Extrait du document:
La Suisse accepte volontiers l'aide de l'Europe en cas de besoin. Mais elle a du mal à offrir des contreparties. L'Otan en est un autre exemple. Depuis des décennies, la Suisse, pays situé au cœur de l'Europe, profite de son parapluie protecteur. Mais la contribution de la Suisse à la défense de l'Europe est limitée.
Un autre exemple particulièrement marquant de notre dépendance vis-à-vis de l'étranger a été le retour des talibans au pouvoir en Afghanistan en août 2021. Lors de la plus vaste opération de sauvetage de l'histoire du pays, 385 personnes ont réussi à s'en sortir, qu'il s'agisse de ressortissants suisses ou de personnel humanitaire local.
La Suisse était certes présente à Kaboul avec un détachement de l'armée et deux experts en sécurité du Département fédéral des affaires étrangères. Mais pour l'évacuation, il fallait compter sur l'armée allemande et ses avions de transport. Une fois de plus, la Suisse n'a eu d'autre choix que de remercier «ses partenaires internationaux».

[Données d'analyse structurée de pages]
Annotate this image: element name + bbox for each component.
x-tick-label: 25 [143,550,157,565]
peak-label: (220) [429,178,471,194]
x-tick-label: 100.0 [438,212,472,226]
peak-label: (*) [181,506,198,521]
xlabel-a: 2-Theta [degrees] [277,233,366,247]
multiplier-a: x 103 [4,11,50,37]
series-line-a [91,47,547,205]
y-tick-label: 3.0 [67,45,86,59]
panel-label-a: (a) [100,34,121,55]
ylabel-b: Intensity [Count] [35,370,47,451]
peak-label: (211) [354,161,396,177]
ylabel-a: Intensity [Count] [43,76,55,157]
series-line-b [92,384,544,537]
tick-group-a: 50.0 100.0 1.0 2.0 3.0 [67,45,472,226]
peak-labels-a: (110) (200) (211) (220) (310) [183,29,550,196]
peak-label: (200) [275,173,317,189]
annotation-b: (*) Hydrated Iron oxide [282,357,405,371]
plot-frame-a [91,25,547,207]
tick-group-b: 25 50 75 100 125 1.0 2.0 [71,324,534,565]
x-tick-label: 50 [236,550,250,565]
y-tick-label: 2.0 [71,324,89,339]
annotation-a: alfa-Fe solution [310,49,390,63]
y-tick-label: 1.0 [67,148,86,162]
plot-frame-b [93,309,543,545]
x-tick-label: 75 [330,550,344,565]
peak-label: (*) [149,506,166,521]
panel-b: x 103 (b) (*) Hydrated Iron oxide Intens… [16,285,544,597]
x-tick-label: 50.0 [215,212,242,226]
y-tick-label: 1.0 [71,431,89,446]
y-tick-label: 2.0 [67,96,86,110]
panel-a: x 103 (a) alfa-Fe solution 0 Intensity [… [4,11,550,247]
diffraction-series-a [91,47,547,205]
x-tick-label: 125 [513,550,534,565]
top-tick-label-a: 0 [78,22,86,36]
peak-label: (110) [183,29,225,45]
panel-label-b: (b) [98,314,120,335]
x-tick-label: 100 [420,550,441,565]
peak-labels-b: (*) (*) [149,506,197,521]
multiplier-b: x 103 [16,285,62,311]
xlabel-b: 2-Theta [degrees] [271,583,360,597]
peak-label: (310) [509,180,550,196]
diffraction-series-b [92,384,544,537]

Consigne 1:
Selon l'extrait sur la Suisse, pourquoi le pays a-t-il dû remercier « ses partenaires internationaux » après les événements de Kaboul ? Répondez en une à trois phrases.
Consigne 2:
Recopiez fidèlement le passage de l'extrait sur la Suisse qui va de « La Suisse accepte » jusqu'à « l'Europe est limitée. ».
Consigne 3:
D'après l'extrait sur la Suisse, combien de personnes ont pu sortir d'Afghanistan lors de l'opération de sauvetage d'août 2021 ?

Réponse rédigée 1:
Pour l'évacuation, la Suisse devait compter sur l'armée allemande et ses avions de transport, même si elle était présente à Kaboul avec un détachement de l'armée et deux experts en sécurité du Département fédéral des affaires étrangères. Elle n'a donc eu d'autre choix que de remercier ses partenaires internationaux.

Réponse rédigée 2:
La Suisse accepte volontiers l'aide de l'Europe en cas de besoin. Mais elle a du mal à offrir des contreparties. L'Otan en est un autre exemple. Depuis des décennies, la Suisse, pays situé au cœur de l'Europe, profite de son parapluie protecteur. Mais la contribution de la Suisse à la défense de l'Europe est limitée.

Réponse rédigée 3:
385 personnes.